TASK REQUIREMENTS>
Separate out the lines that hold "même".

Saved entries>
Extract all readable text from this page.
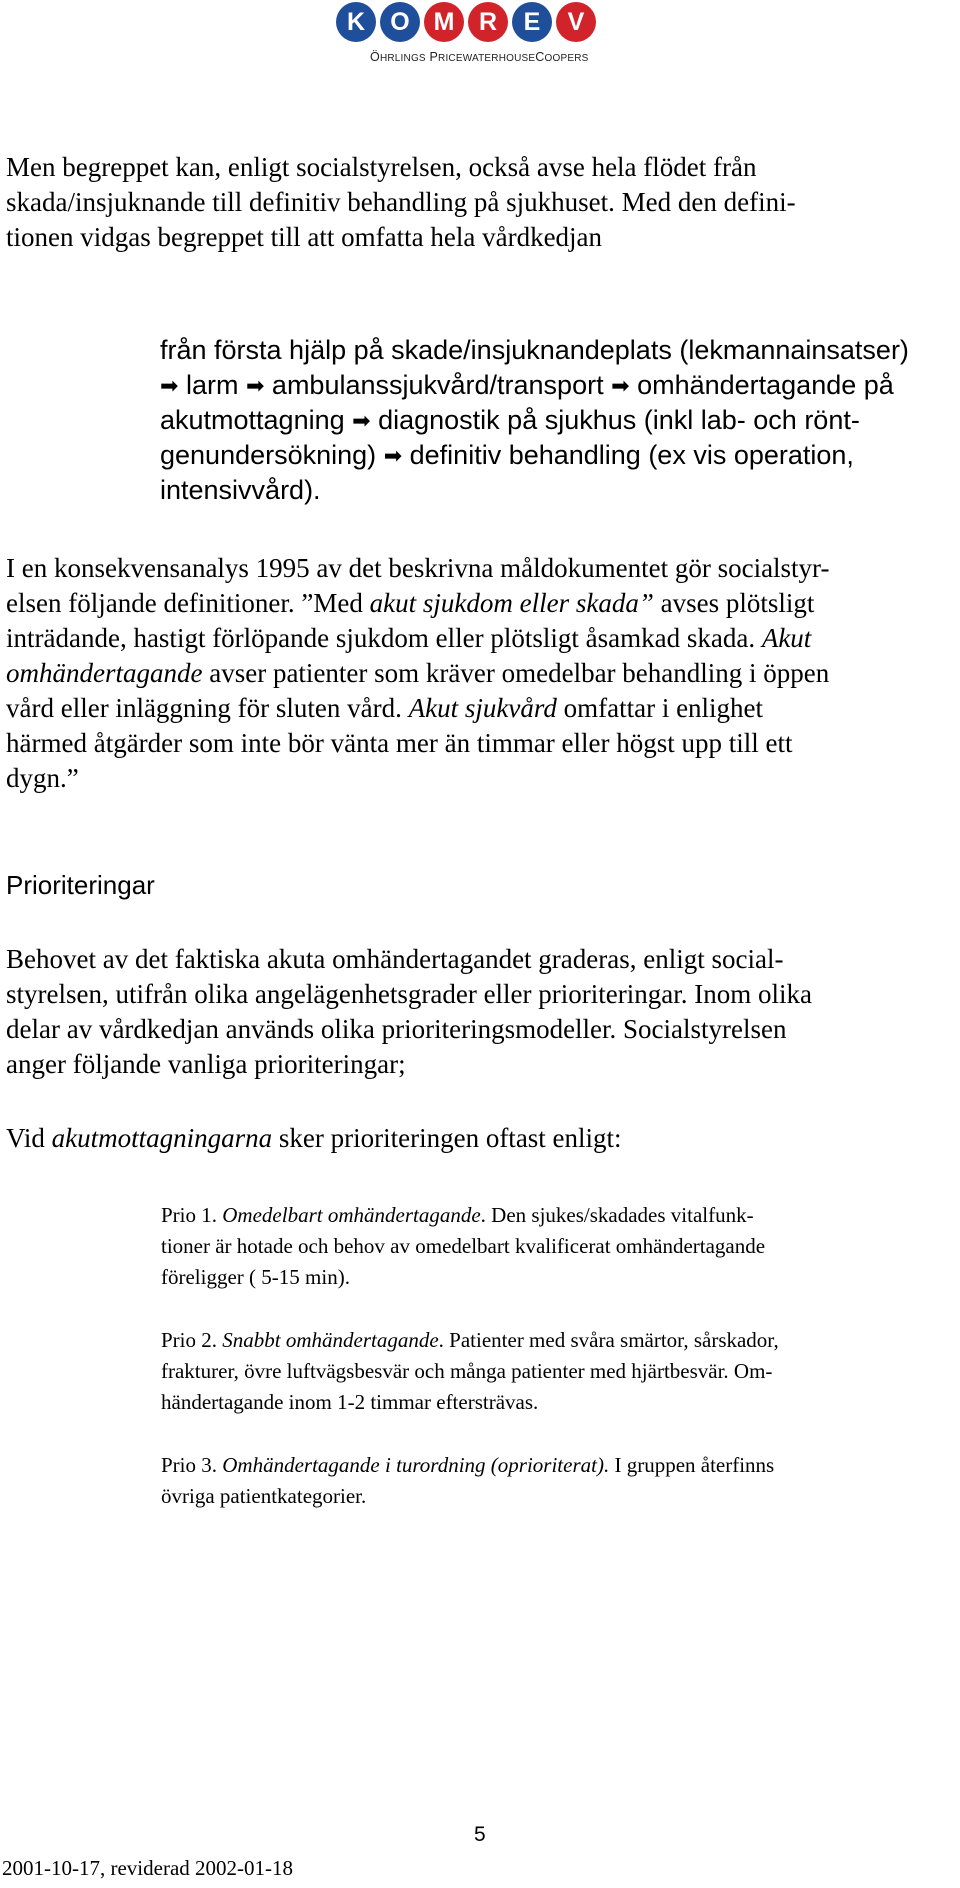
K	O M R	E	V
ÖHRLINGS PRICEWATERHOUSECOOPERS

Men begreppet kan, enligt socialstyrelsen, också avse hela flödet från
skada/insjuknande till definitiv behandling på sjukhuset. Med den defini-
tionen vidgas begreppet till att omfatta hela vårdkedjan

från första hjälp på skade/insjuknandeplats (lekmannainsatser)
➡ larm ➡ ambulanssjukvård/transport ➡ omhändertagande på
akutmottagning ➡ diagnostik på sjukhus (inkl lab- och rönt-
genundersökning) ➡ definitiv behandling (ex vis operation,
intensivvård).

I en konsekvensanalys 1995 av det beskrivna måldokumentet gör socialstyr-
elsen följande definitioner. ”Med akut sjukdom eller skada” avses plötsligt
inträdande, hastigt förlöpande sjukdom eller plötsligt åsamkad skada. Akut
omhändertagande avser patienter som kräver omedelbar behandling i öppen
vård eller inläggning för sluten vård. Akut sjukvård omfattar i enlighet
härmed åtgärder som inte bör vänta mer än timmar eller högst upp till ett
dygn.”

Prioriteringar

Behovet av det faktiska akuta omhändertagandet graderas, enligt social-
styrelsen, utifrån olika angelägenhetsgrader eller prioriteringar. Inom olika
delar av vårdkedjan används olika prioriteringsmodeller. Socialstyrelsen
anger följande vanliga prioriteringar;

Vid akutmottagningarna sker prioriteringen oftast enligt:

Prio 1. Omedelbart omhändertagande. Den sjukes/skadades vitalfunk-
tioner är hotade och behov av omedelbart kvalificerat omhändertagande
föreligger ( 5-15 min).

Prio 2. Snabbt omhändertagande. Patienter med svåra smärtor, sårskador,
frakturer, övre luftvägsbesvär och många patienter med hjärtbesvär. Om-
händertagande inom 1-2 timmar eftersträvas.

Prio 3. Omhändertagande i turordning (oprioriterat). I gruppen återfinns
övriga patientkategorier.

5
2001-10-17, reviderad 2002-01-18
==
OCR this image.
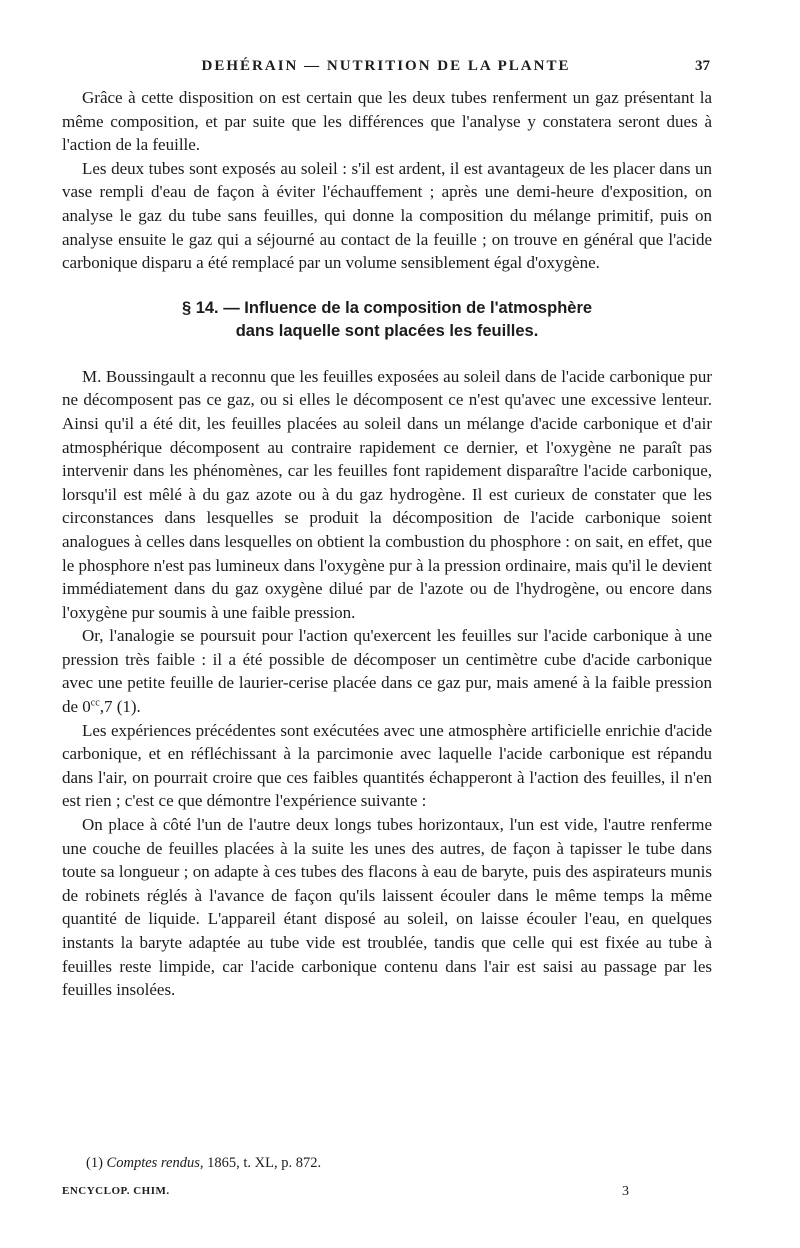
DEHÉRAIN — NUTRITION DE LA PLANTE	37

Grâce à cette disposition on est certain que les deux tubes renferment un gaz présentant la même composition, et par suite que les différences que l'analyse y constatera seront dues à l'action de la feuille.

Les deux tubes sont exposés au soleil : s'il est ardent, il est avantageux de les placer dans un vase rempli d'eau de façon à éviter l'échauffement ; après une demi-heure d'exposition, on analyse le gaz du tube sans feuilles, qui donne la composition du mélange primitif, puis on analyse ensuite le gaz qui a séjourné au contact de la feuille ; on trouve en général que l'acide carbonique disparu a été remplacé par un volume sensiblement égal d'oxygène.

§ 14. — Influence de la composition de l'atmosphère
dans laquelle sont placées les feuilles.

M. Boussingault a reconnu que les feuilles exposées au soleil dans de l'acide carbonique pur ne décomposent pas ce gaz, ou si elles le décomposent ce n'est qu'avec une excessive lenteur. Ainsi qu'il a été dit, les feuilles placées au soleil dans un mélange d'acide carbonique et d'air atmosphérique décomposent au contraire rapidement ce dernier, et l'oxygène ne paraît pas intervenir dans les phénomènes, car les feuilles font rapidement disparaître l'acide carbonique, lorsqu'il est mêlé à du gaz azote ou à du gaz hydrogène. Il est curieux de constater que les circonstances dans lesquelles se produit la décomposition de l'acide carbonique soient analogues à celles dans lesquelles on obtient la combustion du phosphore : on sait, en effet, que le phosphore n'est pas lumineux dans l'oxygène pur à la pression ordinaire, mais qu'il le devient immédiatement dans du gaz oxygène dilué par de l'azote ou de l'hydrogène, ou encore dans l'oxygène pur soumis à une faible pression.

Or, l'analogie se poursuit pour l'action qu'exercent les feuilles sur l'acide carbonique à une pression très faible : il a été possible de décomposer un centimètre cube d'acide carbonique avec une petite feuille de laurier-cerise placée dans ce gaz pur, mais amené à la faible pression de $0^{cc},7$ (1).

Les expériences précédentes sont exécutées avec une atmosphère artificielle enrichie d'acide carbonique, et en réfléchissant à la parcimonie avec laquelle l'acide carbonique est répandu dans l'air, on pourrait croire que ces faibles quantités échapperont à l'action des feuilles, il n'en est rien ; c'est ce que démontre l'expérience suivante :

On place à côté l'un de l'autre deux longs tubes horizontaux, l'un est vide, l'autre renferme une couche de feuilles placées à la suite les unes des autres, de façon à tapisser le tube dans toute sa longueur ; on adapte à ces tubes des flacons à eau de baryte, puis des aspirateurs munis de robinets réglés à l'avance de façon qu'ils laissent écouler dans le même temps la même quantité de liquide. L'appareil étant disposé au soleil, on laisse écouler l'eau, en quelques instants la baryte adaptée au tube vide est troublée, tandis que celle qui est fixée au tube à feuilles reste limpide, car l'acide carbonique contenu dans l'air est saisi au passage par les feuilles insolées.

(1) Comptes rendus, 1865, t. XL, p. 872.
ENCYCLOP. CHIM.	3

THE ANSWER>
Grâce à cette disposition on est certain que les deux tubes renferment un gaz présentant la même composition, et par suite que les différences que l'analyse y constatera seront dues à l'action de la feuille.
On place à côté l'un de l'autre deux longs tubes horizontaux, l'un est vide, l'autre renferme une couche de feuilles placées à la suite les unes des autres, de façon à tapisser le tube dans toute sa longueur ; on adapte à ces tubes des flacons à eau de baryte, puis des aspirateurs munis de robinets réglés à l'avance de façon qu'ils laissent écouler dans le même temps la même quantité de liquide. L'appareil étant disposé au soleil, on laisse écouler l'eau, en quelques instants la baryte adaptée au tube vide est troublée, tandis que celle qui est fixée au tube à feuilles reste limpide, car l'acide carbonique contenu dans l'air est saisi au passage par les feuilles insolées.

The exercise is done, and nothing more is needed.